** Start Supplied material **

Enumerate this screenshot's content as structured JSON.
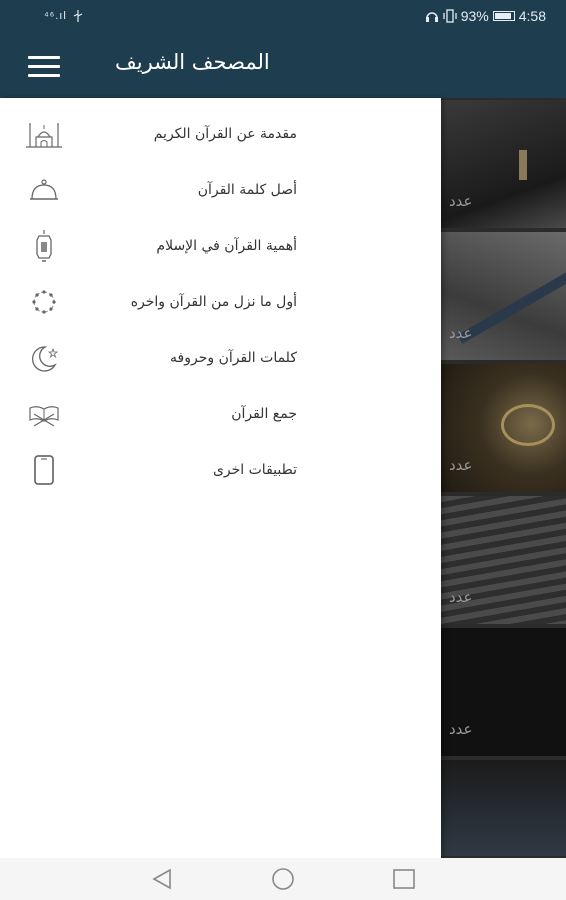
{
  "status_bar": {
    "signal_text": "⁴⁶.ıl",
    "battery_percent": "93%",
    "battery_level": 0.93,
    "time": "4:58"
  },
  "app_bar": {
    "title": "المصحف الشريف",
    "menu_icon": "hamburger-menu-icon"
  },
  "drawer": {
    "items": [
      {
        "label": "مقدمة عن القرآن الكريم",
        "icon": "mosque-icon"
      },
      {
        "label": "أصل كلمة القرآن",
        "icon": "service-bell-icon"
      },
      {
        "label": "أهمية القرآن في الإسلام",
        "icon": "lantern-icon"
      },
      {
        "label": "أول ما نزل من القرآن واخره",
        "icon": "prayer-beads-icon"
      },
      {
        "label": "كلمات القرآن وحروفه",
        "icon": "crescent-star-icon"
      },
      {
        "label": "جمع القرآن",
        "icon": "quran-stand-icon"
      },
      {
        "label": "تطبيقات اخرى",
        "icon": "phone-icon"
      }
    ]
  },
  "background_cards": [
    {
      "label": "عدد"
    },
    {
      "label": "عدد"
    },
    {
      "label": "عدد"
    },
    {
      "label": "عدد"
    },
    {
      "label": "عدد"
    }
  ],
  "nav_bar": {
    "back_icon": "back-triangle-icon",
    "home_icon": "home-circle-icon",
    "recents_icon": "recents-square-icon"
  },
  "colors": {
    "primary": "#1e3e4f",
    "drawer_background": "#ffffff",
    "text": "#333333"
  }
}
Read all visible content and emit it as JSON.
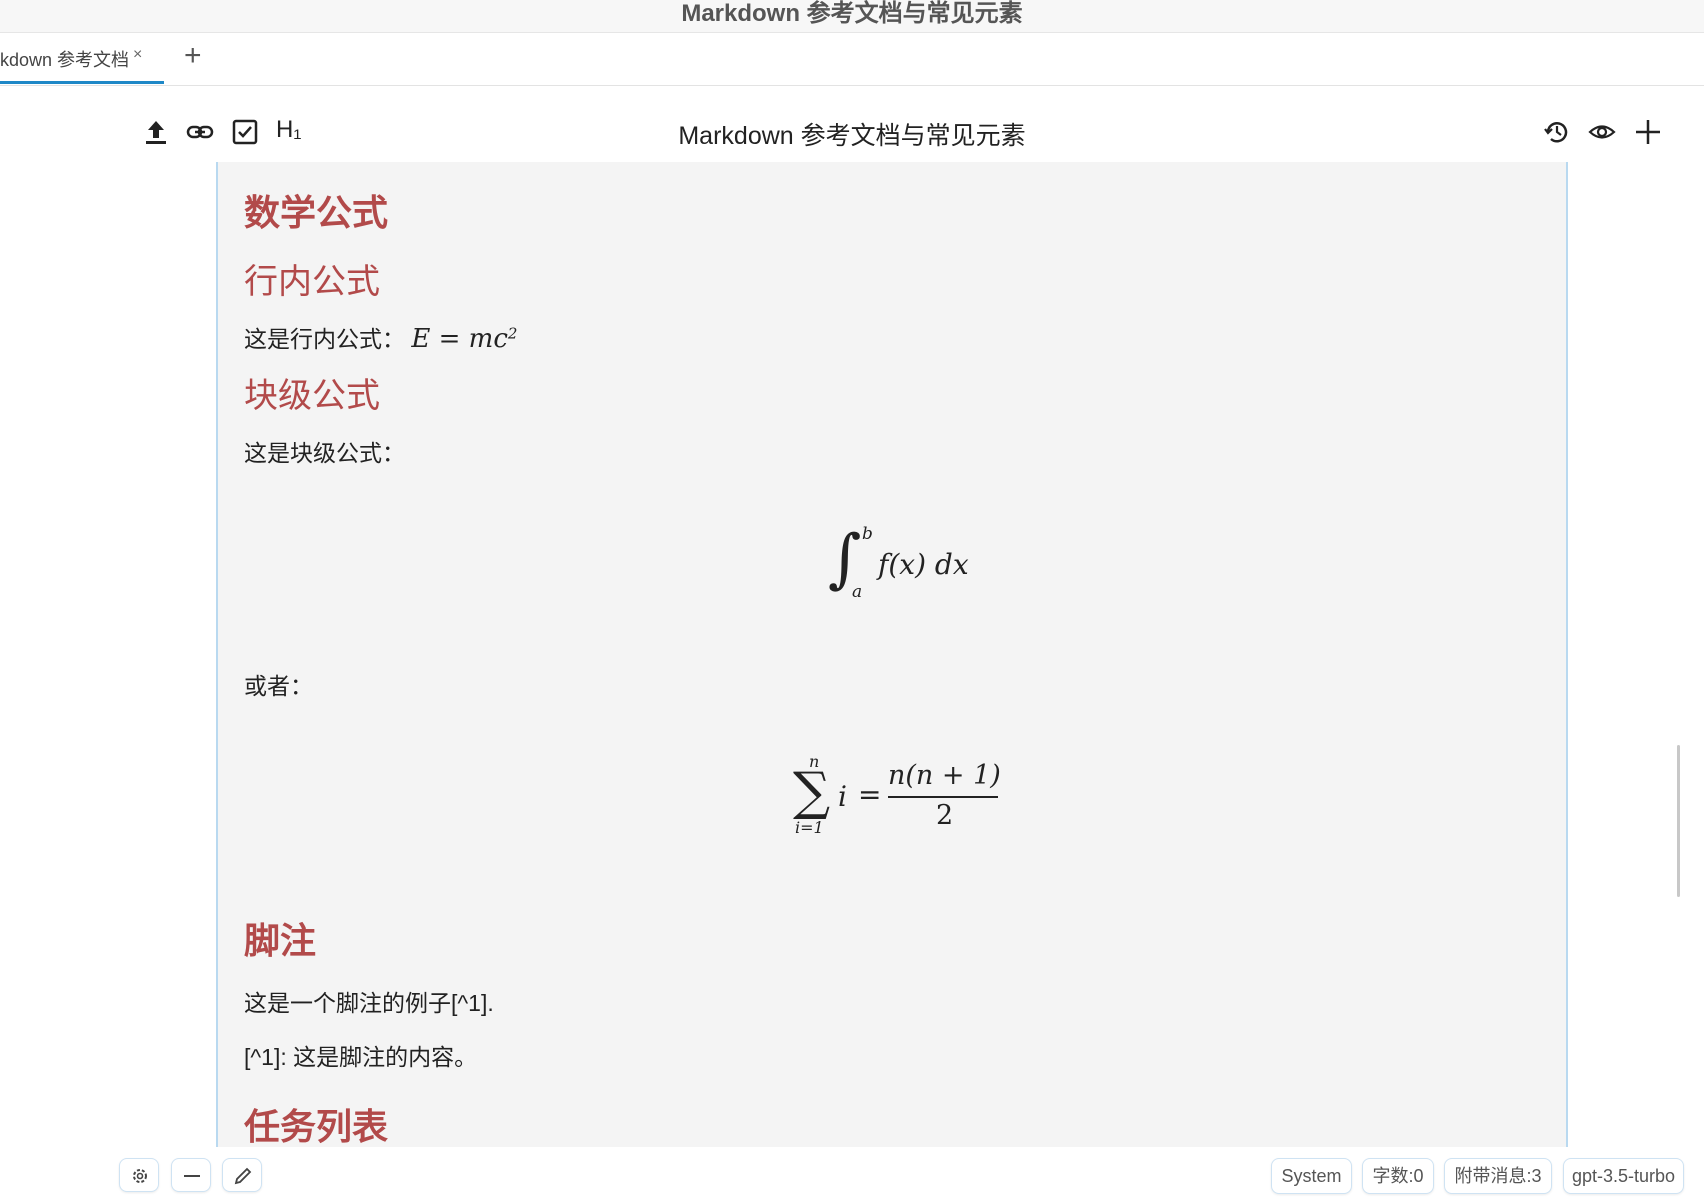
{
  "window": {
    "title": "Markdown 参考文档与常见元素"
  },
  "tabs": [
    {
      "label": "kdown 参考文档",
      "close": "×"
    }
  ],
  "tab_add": "+",
  "toolbar": {
    "title": "Markdown 参考文档与常见元素",
    "h1_label": "H₁",
    "icons": [
      "upload-icon",
      "link-icon",
      "checkbox-icon",
      "history-icon",
      "eye-icon",
      "plus-icon"
    ]
  },
  "content": {
    "h_math": "数学公式",
    "h_inline": "行内公式",
    "p_inline": "这是行内公式：",
    "inline_formula": "E = mc",
    "inline_sup": "2",
    "h_block": "块级公式",
    "p_block": "这是块级公式：",
    "integral_lower": "a",
    "integral_upper": "b",
    "integral_body": "f(x) dx",
    "p_or": "或者：",
    "sum_upper": "n",
    "sum_lower": "i=1",
    "sum_var": "i",
    "sum_num": "n(n + 1)",
    "sum_den": "2",
    "h_footnote": "脚注",
    "p_footnote": "这是一个脚注的例子[^1].",
    "p_footnote_def": "[^1]: 这是脚注的内容。",
    "h_tasks": "任务列表"
  },
  "status": {
    "role": "System",
    "word_count": "字数:0",
    "attached": "附带消息:3",
    "model": "gpt-3.5-turbo"
  },
  "bottom_icons": [
    "gear-icon",
    "minus-icon",
    "pencil-icon"
  ]
}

** End Supplied material **

• **Challenge**: From the entries above, select each line containing the string "القرآن".

• **Complete output**:
        "label": "مقدمة عن القرآن الكريم",
        "label": "أصل كلمة القرآن",
        "label": "أهمية القرآن في الإسلام",
        "label": "أول ما نزل من القرآن واخره",
        "label": "كلمات القرآن وحروفه",
        "label": "جمع القرآن",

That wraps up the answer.